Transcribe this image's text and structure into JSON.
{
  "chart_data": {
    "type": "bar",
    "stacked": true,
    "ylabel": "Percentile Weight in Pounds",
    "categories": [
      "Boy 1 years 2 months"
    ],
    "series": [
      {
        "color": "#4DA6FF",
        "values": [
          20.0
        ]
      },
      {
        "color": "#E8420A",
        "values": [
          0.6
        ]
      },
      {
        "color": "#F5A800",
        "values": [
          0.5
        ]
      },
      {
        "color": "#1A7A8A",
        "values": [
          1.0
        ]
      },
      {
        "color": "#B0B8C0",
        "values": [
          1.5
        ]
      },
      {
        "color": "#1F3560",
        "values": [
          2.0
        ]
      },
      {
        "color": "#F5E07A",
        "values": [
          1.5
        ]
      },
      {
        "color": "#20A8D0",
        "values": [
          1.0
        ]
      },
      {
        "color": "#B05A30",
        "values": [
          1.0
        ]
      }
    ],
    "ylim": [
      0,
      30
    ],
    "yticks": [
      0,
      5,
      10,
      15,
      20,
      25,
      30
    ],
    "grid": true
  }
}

☆ ☆ ☆ ☆ ☆ ☆ ☆

EXERCISE REQUIREMENTS: Word for word, restate all of the data shown above.

SOLUTION FOR THIS PROBLEM:
Transcribe this image's text and structure into JSON.
{
  "chart_data": {
    "type": "bar",
    "stacked": true,
    "ylabel": "Percentile Weight in Pounds",
    "categories": [
      "Boy 1 years 2 months"
    ],
    "series": [
      {
        "color": "#4DA6FF",
        "values": [
          20.0
        ]
      },
      {
        "color": "#E8420A",
        "values": [
          0.6
        ]
      },
      {
        "color": "#F5A800",
        "values": [
          0.5
        ]
      },
      {
        "color": "#1A7A8A",
        "values": [
          1.0
        ]
      },
      {
        "color": "#B0B8C0",
        "values": [
          1.5
        ]
      },
      {
        "color": "#1F3560",
        "values": [
          2.0
        ]
      },
      {
        "color": "#F5E07A",
        "values": [
          1.5
        ]
      },
      {
        "color": "#20A8D0",
        "values": [
          1.0
        ]
      },
      {
        "color": "#B05A30",
        "values": [
          1.0
        ]
      }
    ],
    "ylim": [
      0,
      30
    ],
    "yticks": [
      0,
      5,
      10,
      15,
      20,
      25,
      30
    ],
    "grid": true
  }
}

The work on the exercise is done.